## RECORDS SUPPLIED

____

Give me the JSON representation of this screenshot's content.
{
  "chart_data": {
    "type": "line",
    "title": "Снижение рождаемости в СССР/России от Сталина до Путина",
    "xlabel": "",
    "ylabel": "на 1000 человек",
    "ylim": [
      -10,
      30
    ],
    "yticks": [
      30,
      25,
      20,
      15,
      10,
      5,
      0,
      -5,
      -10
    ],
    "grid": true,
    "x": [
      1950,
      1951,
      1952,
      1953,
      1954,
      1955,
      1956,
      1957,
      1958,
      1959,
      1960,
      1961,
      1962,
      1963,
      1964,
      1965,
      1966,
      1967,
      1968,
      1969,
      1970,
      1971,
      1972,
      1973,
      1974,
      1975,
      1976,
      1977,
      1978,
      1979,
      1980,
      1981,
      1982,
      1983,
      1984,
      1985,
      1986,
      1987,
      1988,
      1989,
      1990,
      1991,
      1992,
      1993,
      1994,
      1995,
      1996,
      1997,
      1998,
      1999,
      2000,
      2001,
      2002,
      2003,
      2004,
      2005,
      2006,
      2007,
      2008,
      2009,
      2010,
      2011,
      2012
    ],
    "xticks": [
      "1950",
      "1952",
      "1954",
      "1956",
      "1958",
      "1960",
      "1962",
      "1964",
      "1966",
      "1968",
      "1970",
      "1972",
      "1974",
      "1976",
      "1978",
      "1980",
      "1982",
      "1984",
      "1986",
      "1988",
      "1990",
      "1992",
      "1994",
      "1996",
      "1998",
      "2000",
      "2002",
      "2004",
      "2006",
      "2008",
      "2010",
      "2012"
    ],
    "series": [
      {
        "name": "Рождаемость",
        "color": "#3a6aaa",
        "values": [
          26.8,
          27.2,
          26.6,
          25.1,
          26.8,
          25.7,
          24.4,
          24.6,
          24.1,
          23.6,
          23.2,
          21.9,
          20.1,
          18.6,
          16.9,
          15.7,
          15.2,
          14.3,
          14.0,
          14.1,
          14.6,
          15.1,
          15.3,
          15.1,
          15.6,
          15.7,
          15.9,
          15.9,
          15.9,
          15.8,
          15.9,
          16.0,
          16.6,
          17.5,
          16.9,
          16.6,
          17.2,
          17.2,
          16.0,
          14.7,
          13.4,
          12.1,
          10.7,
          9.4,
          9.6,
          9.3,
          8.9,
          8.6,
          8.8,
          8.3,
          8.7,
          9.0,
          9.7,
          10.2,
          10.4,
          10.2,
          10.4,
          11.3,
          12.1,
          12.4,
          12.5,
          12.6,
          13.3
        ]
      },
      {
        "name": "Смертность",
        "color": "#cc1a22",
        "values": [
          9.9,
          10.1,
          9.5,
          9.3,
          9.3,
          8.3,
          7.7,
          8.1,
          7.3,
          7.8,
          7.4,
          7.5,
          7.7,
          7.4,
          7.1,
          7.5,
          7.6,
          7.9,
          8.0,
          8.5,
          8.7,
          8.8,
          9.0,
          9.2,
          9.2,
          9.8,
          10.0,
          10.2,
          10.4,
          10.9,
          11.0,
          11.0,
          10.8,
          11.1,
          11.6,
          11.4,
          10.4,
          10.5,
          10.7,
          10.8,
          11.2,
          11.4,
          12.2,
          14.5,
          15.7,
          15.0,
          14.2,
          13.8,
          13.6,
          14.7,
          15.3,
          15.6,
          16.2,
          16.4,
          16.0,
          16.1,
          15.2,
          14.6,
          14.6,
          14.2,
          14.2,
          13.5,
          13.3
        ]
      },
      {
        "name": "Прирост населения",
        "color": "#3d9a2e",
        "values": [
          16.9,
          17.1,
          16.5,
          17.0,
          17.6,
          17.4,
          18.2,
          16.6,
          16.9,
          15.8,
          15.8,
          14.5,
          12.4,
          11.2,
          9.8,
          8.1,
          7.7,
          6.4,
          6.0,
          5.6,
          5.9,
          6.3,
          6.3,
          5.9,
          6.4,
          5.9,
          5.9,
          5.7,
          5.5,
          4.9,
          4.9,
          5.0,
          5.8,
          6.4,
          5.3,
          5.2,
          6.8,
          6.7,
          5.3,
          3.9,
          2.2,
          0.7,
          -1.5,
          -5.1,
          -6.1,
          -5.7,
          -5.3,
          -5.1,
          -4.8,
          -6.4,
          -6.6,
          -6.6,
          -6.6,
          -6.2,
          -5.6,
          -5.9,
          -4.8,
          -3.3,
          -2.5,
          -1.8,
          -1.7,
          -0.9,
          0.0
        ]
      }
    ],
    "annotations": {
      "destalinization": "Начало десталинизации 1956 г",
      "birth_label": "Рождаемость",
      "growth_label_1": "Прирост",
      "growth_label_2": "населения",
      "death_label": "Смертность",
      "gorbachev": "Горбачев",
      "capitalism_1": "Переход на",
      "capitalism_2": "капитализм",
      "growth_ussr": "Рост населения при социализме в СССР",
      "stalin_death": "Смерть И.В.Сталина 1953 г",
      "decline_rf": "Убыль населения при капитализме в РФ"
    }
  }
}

____

## TASK DESCRIPTION
Say how many lines in the records hold the string "Рождаемость", and say nothing else.

## COMPLETE RESPONSE
2